Records contained in a dataset →
▬▬▬▬▬▬▬▬▬▬
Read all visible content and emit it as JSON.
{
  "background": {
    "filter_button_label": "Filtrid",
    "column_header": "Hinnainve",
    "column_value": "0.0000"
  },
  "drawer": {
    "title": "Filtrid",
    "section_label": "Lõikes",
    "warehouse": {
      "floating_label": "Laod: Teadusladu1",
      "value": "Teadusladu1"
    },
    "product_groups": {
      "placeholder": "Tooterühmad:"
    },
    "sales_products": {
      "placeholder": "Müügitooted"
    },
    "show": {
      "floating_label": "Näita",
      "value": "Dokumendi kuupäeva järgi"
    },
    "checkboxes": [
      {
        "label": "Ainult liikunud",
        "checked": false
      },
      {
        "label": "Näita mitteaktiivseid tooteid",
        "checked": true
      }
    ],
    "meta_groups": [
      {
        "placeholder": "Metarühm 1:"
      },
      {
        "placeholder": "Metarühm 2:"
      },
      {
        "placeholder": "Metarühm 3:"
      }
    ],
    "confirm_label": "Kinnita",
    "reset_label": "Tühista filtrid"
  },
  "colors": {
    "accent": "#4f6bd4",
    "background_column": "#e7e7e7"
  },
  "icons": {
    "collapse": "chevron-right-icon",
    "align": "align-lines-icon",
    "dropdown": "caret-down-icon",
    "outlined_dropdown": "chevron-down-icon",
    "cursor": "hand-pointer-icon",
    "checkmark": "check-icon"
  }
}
▬▬▬▬▬▬▬▬▬▬
Stated task →
Exactly as shown above, return every record.

Answer to this exercise →
Read all visible content and emit it as JSON.
{
  "background": {
    "filter_button_label": "Filtrid",
    "column_header": "Hinnainve",
    "column_value": "0.0000"
  },
  "drawer": {
    "title": "Filtrid",
    "section_label": "Lõikes",
    "warehouse": {
      "floating_label": "Laod: Teadusladu1",
      "value": "Teadusladu1"
    },
    "product_groups": {
      "placeholder": "Tooterühmad:"
    },
    "sales_products": {
      "placeholder": "Müügitooted"
    },
    "show": {
      "floating_label": "Näita",
      "value": "Dokumendi kuupäeva järgi"
    },
    "checkboxes": [
      {
        "label": "Ainult liikunud",
        "checked": false
      },
      {
        "label": "Näita mitteaktiivseid tooteid",
        "checked": true
      }
    ],
    "meta_groups": [
      {
        "placeholder": "Metarühm 1:"
      },
      {
        "placeholder": "Metarühm 2:"
      },
      {
        "placeholder": "Metarühm 3:"
      }
    ],
    "confirm_label": "Kinnita",
    "reset_label": "Tühista filtrid"
  },
  "colors": {
    "accent": "#4f6bd4",
    "background_column": "#e7e7e7"
  },
  "icons": {
    "collapse": "chevron-right-icon",
    "align": "align-lines-icon",
    "dropdown": "caret-down-icon",
    "outlined_dropdown": "chevron-down-icon",
    "cursor": "hand-pointer-icon",
    "checkmark": "check-icon"
  }
}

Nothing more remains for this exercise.